::: PROVIDED DATA :::

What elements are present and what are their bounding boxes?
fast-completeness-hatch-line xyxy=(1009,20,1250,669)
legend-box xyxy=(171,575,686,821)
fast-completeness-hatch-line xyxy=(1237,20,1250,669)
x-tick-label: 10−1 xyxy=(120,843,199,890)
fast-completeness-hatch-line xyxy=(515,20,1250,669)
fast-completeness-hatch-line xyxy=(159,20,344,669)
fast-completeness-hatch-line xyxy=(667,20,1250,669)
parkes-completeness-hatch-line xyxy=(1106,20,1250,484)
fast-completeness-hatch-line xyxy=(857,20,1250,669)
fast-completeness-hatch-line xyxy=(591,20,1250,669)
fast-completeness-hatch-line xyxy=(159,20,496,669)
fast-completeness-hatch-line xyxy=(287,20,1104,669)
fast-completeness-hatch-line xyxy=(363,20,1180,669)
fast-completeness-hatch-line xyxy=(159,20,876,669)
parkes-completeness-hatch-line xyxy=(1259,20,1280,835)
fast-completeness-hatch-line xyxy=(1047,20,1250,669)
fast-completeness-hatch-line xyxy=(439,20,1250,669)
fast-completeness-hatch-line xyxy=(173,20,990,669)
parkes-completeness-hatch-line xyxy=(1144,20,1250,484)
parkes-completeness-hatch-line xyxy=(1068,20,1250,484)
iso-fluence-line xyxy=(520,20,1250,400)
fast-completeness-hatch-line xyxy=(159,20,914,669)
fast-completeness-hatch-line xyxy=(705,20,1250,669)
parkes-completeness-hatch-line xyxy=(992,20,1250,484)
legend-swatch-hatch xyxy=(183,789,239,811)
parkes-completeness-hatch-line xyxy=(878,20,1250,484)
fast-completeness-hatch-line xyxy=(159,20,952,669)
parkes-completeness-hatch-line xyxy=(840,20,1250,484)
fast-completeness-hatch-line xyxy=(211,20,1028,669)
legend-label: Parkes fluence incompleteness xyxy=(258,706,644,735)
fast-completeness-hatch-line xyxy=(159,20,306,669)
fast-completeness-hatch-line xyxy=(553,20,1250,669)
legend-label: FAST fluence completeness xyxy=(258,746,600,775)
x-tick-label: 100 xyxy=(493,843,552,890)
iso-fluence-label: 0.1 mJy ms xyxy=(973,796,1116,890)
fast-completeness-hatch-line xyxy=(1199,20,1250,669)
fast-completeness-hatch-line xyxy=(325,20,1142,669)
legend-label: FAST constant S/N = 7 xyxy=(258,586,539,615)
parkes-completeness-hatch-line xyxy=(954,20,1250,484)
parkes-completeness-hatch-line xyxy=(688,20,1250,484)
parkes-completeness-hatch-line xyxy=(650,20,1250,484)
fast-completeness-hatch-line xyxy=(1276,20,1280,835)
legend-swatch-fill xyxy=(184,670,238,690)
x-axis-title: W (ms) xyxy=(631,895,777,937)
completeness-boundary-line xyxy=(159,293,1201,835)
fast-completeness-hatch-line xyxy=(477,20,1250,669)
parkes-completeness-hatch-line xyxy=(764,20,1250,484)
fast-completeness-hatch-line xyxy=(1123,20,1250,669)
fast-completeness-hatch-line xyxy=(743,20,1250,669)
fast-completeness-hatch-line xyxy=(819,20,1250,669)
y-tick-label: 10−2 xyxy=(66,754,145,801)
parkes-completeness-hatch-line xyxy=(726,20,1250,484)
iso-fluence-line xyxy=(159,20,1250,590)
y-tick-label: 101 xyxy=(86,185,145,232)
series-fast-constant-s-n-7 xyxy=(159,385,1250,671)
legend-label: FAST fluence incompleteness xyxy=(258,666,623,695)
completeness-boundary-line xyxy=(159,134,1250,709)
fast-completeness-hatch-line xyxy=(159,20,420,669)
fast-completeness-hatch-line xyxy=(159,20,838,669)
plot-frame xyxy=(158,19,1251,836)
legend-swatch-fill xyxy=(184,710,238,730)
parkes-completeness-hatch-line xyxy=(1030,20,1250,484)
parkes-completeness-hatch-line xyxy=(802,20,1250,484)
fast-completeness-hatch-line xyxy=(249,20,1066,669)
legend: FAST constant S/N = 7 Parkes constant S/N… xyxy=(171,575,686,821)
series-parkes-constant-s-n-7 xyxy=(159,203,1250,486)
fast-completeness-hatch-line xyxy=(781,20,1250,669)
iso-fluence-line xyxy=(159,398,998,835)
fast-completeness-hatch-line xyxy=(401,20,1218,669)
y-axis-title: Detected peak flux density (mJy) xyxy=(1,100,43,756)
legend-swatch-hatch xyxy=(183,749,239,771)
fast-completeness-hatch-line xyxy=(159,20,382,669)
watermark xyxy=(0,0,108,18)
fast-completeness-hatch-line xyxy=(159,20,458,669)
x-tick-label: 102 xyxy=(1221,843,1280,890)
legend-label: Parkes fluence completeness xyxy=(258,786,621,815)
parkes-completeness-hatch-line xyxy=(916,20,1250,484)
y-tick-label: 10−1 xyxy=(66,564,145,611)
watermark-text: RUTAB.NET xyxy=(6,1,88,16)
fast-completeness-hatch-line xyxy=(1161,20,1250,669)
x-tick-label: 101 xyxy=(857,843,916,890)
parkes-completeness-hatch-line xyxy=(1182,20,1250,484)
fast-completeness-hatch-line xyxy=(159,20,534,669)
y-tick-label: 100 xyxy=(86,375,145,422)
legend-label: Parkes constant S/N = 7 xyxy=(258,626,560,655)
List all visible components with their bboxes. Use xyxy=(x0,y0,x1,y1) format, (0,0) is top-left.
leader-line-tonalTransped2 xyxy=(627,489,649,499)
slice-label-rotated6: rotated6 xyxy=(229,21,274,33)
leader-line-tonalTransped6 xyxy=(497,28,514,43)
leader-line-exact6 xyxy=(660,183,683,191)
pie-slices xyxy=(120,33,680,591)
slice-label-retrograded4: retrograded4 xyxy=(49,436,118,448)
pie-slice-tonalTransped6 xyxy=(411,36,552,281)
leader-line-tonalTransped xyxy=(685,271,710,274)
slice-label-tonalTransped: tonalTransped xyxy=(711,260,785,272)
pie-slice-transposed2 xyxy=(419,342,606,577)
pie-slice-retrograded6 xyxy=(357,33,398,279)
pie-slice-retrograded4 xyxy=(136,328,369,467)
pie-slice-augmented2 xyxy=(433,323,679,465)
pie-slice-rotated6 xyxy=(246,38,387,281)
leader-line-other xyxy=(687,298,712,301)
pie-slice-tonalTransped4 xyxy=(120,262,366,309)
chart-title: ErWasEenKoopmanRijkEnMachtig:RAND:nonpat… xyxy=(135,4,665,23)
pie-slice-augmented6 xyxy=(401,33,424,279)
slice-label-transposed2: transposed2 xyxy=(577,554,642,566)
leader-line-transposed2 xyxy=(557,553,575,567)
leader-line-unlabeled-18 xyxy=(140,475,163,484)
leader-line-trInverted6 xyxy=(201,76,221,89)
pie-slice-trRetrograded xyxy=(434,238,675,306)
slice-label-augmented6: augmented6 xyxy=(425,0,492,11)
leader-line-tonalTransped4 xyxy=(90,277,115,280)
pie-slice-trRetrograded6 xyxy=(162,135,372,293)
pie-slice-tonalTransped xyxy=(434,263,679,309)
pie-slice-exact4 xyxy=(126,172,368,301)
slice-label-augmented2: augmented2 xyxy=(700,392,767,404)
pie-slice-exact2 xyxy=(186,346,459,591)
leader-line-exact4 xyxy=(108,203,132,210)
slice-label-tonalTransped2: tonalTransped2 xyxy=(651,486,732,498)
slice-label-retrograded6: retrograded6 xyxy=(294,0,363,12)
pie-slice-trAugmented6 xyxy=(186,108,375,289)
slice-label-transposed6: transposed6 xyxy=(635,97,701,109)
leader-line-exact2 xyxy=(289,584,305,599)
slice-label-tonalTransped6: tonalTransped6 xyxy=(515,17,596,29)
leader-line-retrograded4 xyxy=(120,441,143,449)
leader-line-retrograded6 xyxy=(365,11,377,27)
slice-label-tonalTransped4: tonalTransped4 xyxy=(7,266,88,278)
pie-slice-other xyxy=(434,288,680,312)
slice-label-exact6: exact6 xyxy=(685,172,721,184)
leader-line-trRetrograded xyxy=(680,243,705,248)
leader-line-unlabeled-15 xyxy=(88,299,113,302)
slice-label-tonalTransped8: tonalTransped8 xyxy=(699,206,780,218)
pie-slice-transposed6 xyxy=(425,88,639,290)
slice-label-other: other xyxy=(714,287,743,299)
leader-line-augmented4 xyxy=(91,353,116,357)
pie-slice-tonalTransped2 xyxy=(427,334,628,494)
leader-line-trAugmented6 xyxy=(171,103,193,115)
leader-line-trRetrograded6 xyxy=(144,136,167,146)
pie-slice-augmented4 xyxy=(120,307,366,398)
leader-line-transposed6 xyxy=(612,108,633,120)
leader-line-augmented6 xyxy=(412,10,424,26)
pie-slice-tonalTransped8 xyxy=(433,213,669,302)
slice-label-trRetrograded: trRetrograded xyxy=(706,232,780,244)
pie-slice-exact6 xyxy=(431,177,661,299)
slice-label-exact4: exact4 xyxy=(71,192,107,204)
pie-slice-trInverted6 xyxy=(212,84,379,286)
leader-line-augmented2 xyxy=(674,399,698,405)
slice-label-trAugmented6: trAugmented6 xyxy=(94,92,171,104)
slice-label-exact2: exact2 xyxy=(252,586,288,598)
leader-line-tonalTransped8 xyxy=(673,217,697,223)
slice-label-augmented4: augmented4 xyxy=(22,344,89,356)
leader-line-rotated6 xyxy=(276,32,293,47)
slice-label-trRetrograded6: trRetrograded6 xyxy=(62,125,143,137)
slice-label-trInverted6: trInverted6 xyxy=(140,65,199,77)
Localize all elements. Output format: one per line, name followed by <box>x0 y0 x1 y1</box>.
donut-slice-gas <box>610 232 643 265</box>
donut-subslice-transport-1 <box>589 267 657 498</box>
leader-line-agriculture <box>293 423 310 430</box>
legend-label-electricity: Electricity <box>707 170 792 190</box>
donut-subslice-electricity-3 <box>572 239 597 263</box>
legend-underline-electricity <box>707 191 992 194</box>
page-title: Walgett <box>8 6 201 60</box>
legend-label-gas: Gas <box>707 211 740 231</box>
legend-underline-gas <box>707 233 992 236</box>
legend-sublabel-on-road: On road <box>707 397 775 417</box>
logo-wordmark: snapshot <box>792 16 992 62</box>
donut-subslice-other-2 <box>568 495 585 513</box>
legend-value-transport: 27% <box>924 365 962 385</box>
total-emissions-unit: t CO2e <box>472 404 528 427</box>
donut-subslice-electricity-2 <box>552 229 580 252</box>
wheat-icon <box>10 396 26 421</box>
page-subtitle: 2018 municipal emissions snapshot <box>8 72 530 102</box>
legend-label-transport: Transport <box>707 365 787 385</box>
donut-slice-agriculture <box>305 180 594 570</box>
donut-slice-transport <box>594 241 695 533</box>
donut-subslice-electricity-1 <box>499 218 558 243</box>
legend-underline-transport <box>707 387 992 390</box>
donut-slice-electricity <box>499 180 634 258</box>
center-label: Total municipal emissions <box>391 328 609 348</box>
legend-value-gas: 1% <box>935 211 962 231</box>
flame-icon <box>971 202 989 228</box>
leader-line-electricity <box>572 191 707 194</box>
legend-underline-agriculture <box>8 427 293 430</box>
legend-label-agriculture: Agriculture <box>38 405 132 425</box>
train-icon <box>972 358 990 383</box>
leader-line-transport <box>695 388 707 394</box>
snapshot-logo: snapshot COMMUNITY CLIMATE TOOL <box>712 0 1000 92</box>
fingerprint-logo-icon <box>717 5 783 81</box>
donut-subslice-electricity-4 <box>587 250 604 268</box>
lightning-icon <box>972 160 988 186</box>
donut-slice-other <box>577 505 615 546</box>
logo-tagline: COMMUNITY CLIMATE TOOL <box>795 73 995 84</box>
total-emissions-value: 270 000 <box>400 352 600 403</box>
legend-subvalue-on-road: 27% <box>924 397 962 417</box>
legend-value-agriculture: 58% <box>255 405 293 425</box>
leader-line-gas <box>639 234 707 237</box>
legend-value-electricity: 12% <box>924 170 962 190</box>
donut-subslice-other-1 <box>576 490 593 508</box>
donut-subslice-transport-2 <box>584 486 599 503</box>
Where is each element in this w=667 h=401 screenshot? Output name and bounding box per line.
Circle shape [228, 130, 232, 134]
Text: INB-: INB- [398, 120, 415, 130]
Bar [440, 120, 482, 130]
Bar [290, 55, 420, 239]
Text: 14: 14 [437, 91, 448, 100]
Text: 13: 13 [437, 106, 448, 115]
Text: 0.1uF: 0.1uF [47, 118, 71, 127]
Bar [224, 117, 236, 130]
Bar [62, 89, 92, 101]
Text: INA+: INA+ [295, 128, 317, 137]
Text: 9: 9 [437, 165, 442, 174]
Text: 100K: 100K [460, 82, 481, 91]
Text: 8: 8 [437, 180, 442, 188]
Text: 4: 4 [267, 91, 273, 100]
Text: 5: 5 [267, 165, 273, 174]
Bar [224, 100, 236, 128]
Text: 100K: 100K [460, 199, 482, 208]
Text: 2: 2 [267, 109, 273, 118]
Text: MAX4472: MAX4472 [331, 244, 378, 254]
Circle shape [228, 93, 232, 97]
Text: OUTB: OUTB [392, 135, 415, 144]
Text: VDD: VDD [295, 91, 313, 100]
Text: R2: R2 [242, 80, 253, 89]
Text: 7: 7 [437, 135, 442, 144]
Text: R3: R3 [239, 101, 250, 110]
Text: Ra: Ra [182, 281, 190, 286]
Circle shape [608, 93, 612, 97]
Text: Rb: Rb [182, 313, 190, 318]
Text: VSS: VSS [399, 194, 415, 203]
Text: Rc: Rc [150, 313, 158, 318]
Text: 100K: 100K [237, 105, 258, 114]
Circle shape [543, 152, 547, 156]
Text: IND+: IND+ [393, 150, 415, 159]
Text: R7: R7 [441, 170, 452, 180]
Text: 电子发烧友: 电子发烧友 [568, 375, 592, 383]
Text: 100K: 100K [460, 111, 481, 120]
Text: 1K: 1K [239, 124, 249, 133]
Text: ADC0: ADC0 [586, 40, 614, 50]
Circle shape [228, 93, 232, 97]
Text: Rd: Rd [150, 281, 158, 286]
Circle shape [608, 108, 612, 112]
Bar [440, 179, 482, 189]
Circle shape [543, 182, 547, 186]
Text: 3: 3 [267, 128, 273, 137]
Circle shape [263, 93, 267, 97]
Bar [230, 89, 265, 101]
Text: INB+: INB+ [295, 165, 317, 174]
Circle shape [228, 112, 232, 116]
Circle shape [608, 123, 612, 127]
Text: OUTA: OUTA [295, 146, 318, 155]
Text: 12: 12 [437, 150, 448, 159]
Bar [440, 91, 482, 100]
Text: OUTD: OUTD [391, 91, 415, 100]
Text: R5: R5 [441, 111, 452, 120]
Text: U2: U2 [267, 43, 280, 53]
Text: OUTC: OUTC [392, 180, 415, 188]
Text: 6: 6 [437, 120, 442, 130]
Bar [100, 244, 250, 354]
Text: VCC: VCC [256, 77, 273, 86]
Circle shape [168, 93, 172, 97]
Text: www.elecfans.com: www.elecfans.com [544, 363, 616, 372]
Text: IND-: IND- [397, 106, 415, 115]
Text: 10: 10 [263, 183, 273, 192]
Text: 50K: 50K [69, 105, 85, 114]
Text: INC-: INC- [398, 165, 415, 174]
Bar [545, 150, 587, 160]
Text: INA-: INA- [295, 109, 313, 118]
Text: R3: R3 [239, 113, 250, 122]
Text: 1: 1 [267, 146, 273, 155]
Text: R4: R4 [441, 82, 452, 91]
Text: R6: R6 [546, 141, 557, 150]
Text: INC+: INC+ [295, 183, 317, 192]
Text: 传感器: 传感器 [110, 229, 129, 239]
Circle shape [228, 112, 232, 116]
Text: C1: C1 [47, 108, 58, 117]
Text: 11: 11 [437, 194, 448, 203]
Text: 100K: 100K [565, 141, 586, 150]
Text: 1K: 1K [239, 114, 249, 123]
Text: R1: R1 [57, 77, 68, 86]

:::

Copy the lines exactly as they appear, starting at the first line and ending at the line that contains "legend-label: Parkes fluence incompleteness".

- OUTPUT FOR THIS TASK -
What elements are present and what are their bounding boxes?
fast-completeness-hatch-line xyxy=(1009,20,1250,669)
legend-box xyxy=(171,575,686,821)
fast-completeness-hatch-line xyxy=(1237,20,1250,669)
x-tick-label: 10−1 xyxy=(120,843,199,890)
fast-completeness-hatch-line xyxy=(515,20,1250,669)
fast-completeness-hatch-line xyxy=(159,20,344,669)
fast-completeness-hatch-line xyxy=(667,20,1250,669)
parkes-completeness-hatch-line xyxy=(1106,20,1250,484)
fast-completeness-hatch-line xyxy=(857,20,1250,669)
fast-completeness-hatch-line xyxy=(591,20,1250,669)
fast-completeness-hatch-line xyxy=(159,20,496,669)
fast-completeness-hatch-line xyxy=(287,20,1104,669)
fast-completeness-hatch-line xyxy=(363,20,1180,669)
fast-completeness-hatch-line xyxy=(159,20,876,669)
parkes-completeness-hatch-line xyxy=(1259,20,1280,835)
fast-completeness-hatch-line xyxy=(1047,20,1250,669)
fast-completeness-hatch-line xyxy=(439,20,1250,669)
fast-completeness-hatch-line xyxy=(173,20,990,669)
parkes-completeness-hatch-line xyxy=(1144,20,1250,484)
parkes-completeness-hatch-line xyxy=(1068,20,1250,484)
iso-fluence-line xyxy=(520,20,1250,400)
fast-completeness-hatch-line xyxy=(159,20,914,669)
fast-completeness-hatch-line xyxy=(705,20,1250,669)
parkes-completeness-hatch-line xyxy=(992,20,1250,484)
legend-swatch-hatch xyxy=(183,789,239,811)
parkes-completeness-hatch-line xyxy=(878,20,1250,484)
fast-completeness-hatch-line xyxy=(159,20,952,669)
parkes-completeness-hatch-line xyxy=(840,20,1250,484)
fast-completeness-hatch-line xyxy=(211,20,1028,669)
legend-label: Parkes fluence incompleteness xyxy=(258,706,644,735)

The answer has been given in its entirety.